SET EXERCISE:
Examine the records and identify each line that includes the string "Standard". Copy those lines.

DATA:
···
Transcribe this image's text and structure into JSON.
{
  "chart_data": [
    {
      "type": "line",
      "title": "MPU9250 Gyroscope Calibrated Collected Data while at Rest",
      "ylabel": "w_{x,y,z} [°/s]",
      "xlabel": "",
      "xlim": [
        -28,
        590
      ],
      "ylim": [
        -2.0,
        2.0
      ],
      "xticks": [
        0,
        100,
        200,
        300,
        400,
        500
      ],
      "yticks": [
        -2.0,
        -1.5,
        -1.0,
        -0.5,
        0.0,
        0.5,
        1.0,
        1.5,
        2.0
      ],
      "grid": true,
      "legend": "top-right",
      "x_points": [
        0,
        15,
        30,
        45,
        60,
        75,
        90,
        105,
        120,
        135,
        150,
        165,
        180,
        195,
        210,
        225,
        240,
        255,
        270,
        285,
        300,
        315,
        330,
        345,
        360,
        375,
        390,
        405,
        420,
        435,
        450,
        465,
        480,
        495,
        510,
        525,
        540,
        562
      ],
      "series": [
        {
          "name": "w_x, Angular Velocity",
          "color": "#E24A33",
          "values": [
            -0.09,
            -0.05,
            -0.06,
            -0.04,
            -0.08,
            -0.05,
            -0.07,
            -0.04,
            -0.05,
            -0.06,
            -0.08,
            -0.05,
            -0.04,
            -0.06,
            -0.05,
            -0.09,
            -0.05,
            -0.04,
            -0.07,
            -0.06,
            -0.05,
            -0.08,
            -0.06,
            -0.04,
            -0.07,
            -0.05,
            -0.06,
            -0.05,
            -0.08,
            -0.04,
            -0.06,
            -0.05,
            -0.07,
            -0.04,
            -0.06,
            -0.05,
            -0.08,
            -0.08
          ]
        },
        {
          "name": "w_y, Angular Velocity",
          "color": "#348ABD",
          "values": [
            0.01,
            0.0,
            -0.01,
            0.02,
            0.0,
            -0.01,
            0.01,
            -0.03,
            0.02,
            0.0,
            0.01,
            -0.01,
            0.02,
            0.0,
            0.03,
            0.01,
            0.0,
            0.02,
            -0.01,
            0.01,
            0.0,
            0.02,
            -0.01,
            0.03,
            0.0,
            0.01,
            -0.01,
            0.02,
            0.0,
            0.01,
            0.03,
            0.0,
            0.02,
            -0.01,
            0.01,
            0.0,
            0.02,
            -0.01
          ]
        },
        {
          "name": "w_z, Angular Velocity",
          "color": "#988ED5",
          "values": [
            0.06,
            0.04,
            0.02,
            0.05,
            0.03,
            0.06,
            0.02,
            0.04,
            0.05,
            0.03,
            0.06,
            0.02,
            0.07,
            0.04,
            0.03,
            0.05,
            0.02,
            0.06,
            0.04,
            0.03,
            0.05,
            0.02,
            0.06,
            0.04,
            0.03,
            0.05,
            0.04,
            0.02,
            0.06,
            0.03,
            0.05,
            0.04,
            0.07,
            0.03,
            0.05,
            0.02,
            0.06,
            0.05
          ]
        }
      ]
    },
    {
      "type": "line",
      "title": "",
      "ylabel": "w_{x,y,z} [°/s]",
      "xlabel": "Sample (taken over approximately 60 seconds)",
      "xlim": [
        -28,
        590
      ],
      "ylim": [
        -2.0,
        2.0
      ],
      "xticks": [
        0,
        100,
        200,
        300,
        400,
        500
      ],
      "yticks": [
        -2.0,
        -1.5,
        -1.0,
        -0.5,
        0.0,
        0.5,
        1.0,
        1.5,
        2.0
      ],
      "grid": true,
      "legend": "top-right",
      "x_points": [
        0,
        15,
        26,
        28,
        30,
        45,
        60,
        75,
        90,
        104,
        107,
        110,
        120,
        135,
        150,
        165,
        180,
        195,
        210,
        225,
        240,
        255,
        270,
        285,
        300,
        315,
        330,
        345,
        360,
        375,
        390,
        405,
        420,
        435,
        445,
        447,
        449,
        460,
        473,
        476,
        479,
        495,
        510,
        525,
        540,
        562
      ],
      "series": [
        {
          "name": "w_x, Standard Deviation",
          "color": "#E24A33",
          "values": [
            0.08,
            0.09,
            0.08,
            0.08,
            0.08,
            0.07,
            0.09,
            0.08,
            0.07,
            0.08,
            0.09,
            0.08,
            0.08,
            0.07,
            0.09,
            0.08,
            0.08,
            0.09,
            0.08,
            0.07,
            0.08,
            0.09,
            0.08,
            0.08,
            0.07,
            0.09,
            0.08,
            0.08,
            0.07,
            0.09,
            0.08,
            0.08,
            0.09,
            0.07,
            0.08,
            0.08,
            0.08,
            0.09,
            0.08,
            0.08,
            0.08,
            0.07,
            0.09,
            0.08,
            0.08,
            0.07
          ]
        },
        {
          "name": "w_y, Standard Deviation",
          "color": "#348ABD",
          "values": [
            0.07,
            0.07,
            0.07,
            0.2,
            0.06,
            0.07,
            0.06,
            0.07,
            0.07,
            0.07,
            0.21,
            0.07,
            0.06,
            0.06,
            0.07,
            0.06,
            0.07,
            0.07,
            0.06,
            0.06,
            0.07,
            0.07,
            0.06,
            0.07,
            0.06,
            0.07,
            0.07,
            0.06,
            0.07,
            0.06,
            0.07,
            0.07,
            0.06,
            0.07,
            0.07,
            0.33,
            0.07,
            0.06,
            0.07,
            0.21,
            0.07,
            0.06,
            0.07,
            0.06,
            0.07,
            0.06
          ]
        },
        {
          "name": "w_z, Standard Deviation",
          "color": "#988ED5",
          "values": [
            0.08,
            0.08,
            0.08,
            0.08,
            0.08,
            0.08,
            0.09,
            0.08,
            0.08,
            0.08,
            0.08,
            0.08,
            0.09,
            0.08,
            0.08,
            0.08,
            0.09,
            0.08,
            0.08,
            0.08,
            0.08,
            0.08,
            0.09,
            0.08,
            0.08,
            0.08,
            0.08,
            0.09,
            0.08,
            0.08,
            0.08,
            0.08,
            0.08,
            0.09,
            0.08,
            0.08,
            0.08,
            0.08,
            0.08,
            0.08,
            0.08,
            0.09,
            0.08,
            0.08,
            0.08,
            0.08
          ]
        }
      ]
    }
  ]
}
···
RESPONSE FOR THIS EXERCISE:
          "name": "w_x, Standard Deviation",
          "name": "w_y, Standard Deviation",
          "name": "w_z, Standard Deviation",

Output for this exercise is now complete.